**REQUIRED WORK**:
Copy out every line of the items below word for word, leaving out the pictures.

**ENTRIES**:
-=-=-
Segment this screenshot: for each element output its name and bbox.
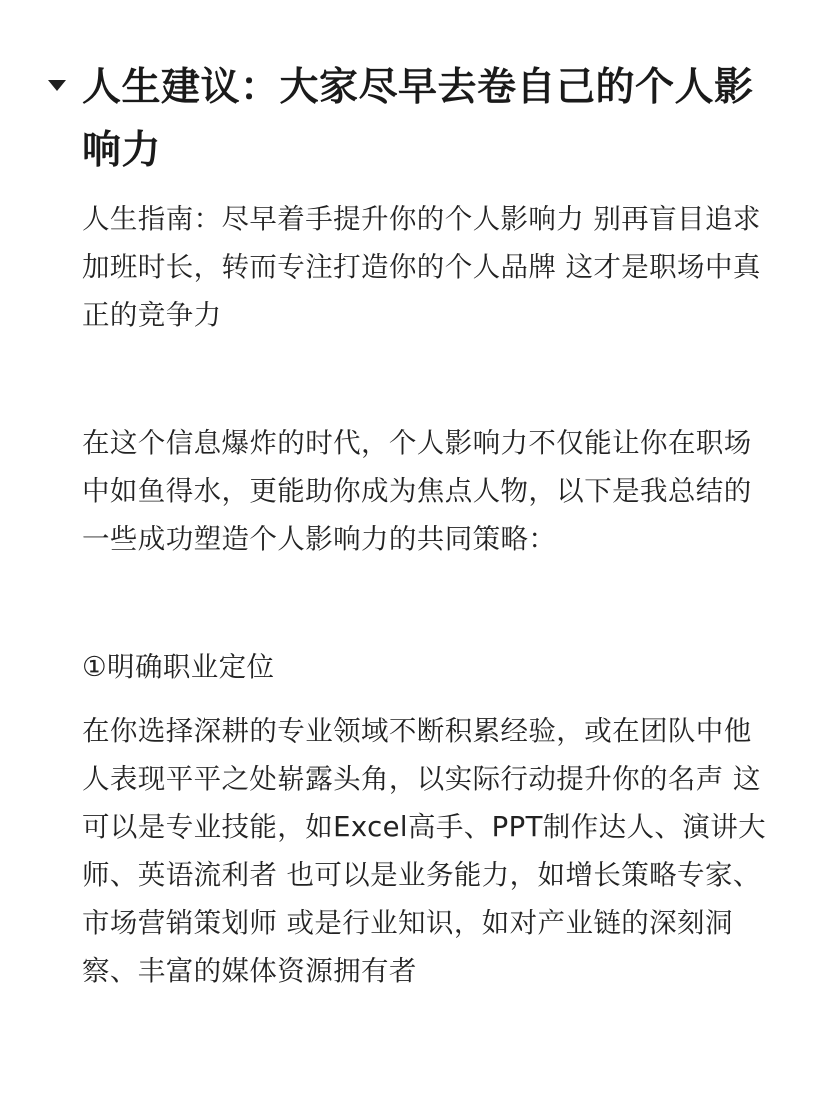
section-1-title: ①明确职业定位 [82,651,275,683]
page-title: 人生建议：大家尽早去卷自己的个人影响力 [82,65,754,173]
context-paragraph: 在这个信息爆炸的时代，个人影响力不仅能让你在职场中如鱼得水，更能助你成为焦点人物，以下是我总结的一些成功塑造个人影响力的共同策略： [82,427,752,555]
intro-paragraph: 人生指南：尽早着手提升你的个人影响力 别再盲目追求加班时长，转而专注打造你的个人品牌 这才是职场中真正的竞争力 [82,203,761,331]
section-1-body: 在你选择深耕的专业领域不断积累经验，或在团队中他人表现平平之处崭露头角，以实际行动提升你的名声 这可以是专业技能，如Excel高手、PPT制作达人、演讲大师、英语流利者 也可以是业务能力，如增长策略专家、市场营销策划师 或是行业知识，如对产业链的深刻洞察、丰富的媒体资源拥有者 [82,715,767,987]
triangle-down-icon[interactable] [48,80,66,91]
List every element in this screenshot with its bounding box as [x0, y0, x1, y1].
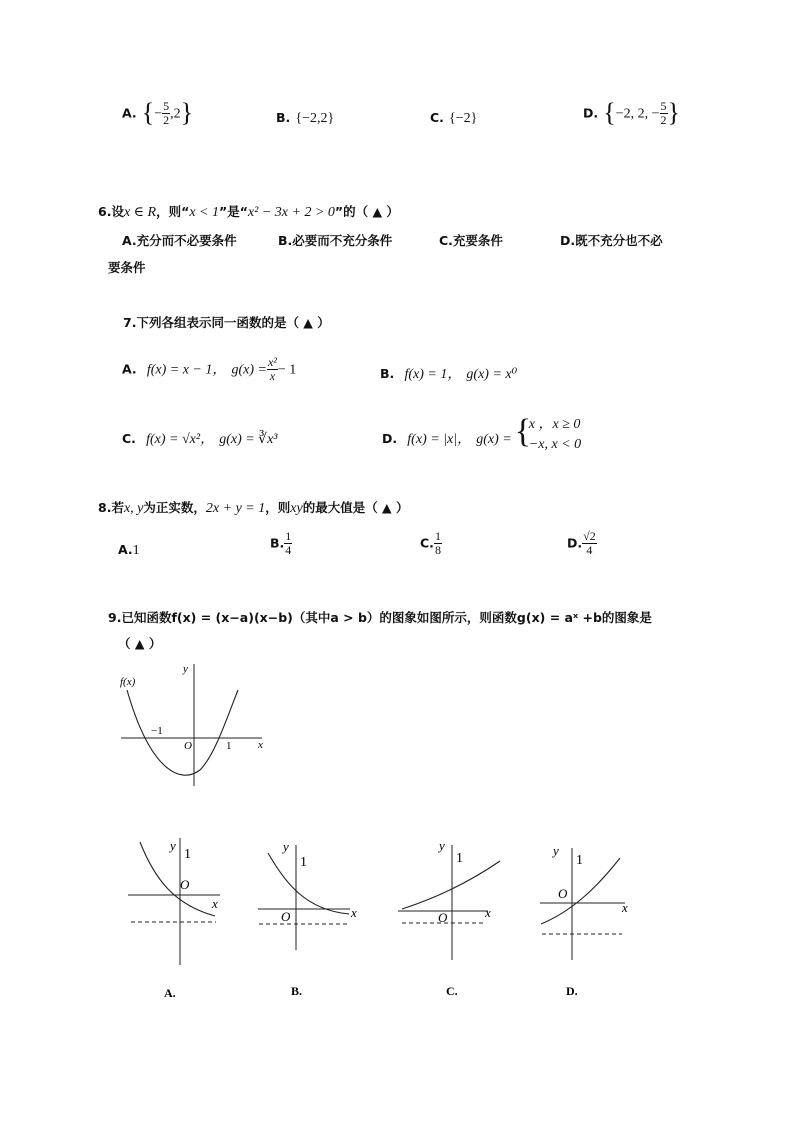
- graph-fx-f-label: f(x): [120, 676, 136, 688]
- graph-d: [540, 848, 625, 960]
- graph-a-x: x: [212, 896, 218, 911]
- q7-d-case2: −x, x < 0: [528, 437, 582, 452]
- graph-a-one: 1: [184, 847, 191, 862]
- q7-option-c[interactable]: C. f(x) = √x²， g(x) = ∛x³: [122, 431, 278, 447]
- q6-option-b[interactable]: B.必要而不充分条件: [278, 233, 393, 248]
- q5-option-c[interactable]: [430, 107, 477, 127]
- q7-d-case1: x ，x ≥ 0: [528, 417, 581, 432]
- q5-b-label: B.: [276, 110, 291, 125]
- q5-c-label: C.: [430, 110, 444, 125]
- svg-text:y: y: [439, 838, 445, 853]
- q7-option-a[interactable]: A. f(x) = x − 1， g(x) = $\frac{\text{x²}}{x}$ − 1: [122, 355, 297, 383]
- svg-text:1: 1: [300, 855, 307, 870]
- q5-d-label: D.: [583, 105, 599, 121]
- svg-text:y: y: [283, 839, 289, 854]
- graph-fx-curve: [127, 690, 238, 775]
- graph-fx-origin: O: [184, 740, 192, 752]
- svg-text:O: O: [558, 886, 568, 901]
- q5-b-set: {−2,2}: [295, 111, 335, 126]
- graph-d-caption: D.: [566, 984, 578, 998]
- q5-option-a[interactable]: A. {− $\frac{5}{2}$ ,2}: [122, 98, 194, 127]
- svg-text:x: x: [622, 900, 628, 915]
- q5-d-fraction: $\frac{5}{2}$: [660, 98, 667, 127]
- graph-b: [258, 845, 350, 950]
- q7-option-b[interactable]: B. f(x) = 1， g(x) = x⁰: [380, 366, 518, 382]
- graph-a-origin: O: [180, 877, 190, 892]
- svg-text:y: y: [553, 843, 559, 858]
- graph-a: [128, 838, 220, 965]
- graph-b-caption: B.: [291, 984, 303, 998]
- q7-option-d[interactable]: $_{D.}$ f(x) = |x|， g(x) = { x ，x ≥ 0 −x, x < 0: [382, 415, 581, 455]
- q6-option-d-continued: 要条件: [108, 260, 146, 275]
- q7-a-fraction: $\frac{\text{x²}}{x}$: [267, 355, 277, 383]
-=-=-
**ANSWER IN FULL**:
Segment this screenshot: for each element output its name and bbox.
section-1-title: ①明确职业定位 [82,651,275,683]
page-title: 人生建议：大家尽早去卷自己的个人影响力 [82,65,754,173]
context-paragraph: 在这个信息爆炸的时代，个人影响力不仅能让你在职场中如鱼得水，更能助你成为焦点人物，以下是我总结的一些成功塑造个人影响力的共同策略： [82,427,752,555]
intro-paragraph: 人生指南：尽早着手提升你的个人影响力 别再盲目追求加班时长，转而专注打造你的个人品牌 这才是职场中真正的竞争力 [82,203,761,331]
section-1-body: 在你选择深耕的专业领域不断积累经验，或在团队中他人表现平平之处崭露头角，以实际行动提升你的名声 这可以是专业技能，如Excel高手、PPT制作达人、演讲大师、英语流利者 也可以是业务能力，如增长策略专家、市场营销策划师 或是行业知识，如对产业链的深刻洞察、丰富的媒体资源拥有者 [82,715,767,987]
triangle-down-icon[interactable] [48,80,66,91]
List every element in this screenshot with its bounding box as [x0, y0, x1, y1].
- graph-fx-f-label: f(x): [120, 676, 136, 688]
- graph-d: [540, 848, 625, 960]
- graph-a-x: x: [212, 896, 218, 911]
- q7-d-case2: −x, x < 0: [528, 437, 582, 452]
- graph-a-one: 1: [184, 847, 191, 862]
- q7-option-c[interactable]: C. f(x) = √x²， g(x) = ∛x³: [122, 431, 278, 447]
- q6-option-b[interactable]: B.必要而不充分条件: [278, 233, 393, 248]
- q5-option-c[interactable]: [430, 107, 477, 127]
- q7-d-case1: x ，x ≥ 0: [528, 417, 581, 432]
- q5-b-label: B.: [276, 110, 291, 125]
- q5-c-label: C.: [430, 110, 444, 125]
- svg-text:y: y: [439, 838, 445, 853]
- q7-option-a[interactable]: A. f(x) = x − 1， g(x) = $\frac{\text{x²}}{x}$ − 1: [122, 355, 297, 383]
- svg-text:1: 1: [300, 855, 307, 870]
- q5-d-label: D.: [583, 105, 599, 121]
- svg-text:y: y: [283, 839, 289, 854]
- graph-fx-curve: [127, 690, 238, 775]
- graph-fx-origin: O: [184, 740, 192, 752]
- svg-text:O: O: [558, 886, 568, 901]
- q5-b-set: {−2,2}: [295, 111, 335, 126]
- graph-d-caption: D.: [566, 984, 578, 998]
- q5-option-a[interactable]: A. {− $\frac{5}{2}$ ,2}: [122, 98, 194, 127]
- svg-text:x: x: [622, 900, 628, 915]
- q5-d-fraction: $\frac{5}{2}$: [660, 98, 667, 127]
- graph-b: [258, 845, 350, 950]
- q7-option-b[interactable]: B. f(x) = 1， g(x) = x⁰: [380, 366, 518, 382]
- graph-a-origin: O: [180, 877, 190, 892]
- svg-text:y: y: [553, 843, 559, 858]
- graph-a: [128, 838, 220, 965]
- graph-b-caption: B.: [291, 984, 303, 998]
- q7-option-d[interactable]: $_{D.}$ f(x) = |x|， g(x) = { x ，x ≥ 0 −x, x < 0: [382, 415, 581, 455]
- q6-option-d-continued: 要条件: [108, 260, 146, 275]
- q7-a-fraction: $\frac{\text{x²}}{x}$: [267, 355, 277, 383]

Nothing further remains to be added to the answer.